_STATED PROBLEM_
Report how many lines contain "true". The answer is a single number.

-- Start of DATA SECTION --

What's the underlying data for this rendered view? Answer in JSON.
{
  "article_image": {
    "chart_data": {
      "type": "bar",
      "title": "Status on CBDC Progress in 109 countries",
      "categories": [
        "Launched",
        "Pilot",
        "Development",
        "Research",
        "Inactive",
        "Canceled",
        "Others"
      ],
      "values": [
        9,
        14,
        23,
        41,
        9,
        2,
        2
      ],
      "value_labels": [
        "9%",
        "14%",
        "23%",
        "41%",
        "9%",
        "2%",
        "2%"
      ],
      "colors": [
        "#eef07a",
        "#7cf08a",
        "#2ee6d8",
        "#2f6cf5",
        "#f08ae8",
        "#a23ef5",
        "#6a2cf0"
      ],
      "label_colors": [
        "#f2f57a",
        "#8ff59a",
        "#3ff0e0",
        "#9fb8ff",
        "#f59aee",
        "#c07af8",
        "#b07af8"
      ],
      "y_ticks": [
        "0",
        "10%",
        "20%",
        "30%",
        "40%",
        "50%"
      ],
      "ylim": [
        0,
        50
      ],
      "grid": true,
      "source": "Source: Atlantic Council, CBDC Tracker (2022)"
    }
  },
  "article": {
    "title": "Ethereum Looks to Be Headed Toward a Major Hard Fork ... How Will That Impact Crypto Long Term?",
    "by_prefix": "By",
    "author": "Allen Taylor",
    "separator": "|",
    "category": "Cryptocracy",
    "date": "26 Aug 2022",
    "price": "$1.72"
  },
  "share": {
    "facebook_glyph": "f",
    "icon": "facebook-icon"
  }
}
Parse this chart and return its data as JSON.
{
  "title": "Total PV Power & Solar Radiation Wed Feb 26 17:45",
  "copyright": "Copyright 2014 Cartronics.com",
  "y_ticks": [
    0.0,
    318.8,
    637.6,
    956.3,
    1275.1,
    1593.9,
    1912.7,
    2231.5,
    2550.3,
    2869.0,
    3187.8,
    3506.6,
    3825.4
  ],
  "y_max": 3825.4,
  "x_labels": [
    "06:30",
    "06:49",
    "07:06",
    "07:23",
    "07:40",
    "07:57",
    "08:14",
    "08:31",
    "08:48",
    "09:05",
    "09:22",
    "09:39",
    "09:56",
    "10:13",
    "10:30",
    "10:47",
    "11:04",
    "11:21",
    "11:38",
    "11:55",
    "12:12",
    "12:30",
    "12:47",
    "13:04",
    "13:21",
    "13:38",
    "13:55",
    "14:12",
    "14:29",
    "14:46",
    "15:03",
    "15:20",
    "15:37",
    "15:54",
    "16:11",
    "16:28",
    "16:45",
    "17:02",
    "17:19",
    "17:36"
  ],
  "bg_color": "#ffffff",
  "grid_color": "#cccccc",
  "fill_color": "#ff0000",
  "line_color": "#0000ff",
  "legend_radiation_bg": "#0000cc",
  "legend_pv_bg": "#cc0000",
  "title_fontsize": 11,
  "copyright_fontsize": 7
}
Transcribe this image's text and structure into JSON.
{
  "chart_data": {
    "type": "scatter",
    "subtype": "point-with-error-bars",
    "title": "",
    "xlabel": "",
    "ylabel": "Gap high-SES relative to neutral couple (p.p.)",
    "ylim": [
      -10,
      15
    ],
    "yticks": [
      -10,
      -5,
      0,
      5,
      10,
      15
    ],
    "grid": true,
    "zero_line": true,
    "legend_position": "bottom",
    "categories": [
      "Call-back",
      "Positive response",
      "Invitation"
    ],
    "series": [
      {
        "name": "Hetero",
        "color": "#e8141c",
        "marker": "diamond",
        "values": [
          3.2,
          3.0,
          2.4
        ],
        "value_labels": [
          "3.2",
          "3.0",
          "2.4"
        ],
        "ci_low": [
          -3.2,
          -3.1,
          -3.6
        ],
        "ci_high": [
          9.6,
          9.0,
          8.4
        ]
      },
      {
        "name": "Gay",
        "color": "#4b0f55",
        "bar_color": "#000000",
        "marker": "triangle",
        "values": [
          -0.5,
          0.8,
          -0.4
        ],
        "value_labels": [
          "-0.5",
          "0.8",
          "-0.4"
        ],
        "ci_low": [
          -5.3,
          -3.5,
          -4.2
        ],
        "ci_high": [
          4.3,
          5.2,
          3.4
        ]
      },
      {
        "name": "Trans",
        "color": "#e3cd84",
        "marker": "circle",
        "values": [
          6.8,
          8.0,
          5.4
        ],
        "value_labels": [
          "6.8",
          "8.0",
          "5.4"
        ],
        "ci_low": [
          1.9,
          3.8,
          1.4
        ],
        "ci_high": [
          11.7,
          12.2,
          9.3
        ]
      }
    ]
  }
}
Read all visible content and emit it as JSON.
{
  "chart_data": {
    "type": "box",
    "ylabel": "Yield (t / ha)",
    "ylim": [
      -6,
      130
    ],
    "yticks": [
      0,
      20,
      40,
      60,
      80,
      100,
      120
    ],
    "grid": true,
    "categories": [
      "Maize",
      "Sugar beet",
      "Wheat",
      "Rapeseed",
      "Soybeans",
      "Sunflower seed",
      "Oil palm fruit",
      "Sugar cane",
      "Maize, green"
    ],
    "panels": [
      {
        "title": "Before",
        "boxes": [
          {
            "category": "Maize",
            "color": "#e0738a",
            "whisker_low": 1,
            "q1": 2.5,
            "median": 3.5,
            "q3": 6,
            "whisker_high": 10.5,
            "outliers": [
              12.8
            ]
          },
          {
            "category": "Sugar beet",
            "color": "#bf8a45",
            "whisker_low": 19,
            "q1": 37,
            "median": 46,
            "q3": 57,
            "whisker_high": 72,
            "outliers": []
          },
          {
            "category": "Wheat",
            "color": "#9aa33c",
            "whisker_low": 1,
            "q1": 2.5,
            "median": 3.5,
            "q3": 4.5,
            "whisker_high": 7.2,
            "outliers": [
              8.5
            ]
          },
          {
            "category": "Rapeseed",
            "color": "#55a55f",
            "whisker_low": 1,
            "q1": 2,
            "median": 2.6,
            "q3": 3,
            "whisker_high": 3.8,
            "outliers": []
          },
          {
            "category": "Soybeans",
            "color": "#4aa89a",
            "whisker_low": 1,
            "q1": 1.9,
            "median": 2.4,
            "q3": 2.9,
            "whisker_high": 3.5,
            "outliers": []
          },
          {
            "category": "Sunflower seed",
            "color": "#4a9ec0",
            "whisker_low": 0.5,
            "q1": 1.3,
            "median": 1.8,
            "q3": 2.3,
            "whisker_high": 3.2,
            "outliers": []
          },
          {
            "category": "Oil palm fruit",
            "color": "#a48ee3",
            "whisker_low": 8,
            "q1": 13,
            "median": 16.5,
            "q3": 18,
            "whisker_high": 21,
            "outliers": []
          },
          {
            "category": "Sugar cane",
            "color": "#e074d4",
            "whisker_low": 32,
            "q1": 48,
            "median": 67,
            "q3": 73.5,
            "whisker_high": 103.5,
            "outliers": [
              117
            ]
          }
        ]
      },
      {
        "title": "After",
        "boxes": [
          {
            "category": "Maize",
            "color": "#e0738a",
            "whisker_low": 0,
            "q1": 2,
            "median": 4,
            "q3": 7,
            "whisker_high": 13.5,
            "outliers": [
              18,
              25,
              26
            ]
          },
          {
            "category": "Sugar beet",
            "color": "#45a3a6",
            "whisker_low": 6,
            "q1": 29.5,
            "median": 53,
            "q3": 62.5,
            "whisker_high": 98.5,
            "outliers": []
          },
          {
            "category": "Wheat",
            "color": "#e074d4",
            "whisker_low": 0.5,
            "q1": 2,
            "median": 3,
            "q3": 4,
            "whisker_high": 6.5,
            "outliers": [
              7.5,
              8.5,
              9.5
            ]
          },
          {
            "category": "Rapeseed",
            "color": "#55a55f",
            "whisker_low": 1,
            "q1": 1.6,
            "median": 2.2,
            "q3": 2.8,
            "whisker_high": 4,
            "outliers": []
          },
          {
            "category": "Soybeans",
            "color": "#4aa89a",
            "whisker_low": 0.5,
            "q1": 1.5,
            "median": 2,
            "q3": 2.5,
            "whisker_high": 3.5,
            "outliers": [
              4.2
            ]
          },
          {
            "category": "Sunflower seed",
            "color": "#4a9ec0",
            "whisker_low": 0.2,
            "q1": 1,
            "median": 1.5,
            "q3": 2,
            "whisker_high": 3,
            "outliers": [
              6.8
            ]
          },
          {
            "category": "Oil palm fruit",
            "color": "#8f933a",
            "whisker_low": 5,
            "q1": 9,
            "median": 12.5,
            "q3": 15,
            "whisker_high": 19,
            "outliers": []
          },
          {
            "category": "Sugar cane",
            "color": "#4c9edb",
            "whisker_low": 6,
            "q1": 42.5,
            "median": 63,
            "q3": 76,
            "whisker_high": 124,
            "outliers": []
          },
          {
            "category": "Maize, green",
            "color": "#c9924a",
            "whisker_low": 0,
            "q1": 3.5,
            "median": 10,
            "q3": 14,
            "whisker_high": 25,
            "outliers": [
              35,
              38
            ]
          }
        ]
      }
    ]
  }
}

-- End of DATA SECTION --

_REPLY TO THE TASK_
4